_Task description_:
Below are the records; collect from them each line containing the string "JSON".

_Dataset content_:
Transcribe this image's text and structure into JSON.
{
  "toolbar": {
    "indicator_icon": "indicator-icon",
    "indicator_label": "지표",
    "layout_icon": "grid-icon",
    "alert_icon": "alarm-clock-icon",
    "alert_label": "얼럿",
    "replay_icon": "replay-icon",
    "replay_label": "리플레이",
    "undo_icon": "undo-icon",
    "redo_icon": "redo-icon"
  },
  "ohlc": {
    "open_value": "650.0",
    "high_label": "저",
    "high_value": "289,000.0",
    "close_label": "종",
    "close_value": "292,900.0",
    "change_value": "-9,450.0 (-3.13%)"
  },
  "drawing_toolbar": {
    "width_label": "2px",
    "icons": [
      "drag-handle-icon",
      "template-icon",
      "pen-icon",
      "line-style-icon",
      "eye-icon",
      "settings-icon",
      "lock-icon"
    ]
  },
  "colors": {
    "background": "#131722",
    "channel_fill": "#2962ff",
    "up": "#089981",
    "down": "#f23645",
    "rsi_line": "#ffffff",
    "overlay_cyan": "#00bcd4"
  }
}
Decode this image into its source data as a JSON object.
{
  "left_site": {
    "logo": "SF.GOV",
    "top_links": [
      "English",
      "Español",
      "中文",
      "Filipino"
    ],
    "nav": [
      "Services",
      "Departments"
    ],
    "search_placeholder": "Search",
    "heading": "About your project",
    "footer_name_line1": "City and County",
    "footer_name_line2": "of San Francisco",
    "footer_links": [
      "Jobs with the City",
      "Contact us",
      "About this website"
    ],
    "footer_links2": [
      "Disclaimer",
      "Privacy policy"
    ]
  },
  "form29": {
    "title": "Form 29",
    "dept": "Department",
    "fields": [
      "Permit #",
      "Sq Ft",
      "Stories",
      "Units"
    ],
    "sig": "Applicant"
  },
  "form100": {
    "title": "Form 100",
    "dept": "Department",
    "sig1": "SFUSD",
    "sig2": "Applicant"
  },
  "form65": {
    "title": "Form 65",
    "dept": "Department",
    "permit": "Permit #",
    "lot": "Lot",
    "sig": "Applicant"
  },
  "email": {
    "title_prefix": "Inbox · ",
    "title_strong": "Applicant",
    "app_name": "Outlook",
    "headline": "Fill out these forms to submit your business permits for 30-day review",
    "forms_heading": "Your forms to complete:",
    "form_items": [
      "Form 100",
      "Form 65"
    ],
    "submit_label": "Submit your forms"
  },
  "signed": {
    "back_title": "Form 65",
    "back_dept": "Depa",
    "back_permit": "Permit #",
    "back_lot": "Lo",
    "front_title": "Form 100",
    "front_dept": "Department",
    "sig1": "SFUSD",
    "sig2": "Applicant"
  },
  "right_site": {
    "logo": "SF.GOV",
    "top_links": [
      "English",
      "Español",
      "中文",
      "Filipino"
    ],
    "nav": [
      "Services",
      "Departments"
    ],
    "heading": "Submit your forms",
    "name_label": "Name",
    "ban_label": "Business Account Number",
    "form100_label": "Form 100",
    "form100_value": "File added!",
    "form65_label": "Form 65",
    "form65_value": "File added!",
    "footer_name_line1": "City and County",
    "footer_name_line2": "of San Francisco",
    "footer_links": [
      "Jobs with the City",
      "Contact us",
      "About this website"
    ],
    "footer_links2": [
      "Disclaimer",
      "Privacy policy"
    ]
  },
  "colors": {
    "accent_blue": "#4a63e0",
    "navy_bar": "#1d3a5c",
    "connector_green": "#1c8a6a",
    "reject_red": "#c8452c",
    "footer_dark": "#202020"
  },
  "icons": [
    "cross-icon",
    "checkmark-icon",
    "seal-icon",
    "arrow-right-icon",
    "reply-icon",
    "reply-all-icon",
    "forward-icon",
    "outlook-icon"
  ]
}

_Answer in full_:
Transcribe this image's text and structure into JSON.
Decode this image into its source data as a JSON object.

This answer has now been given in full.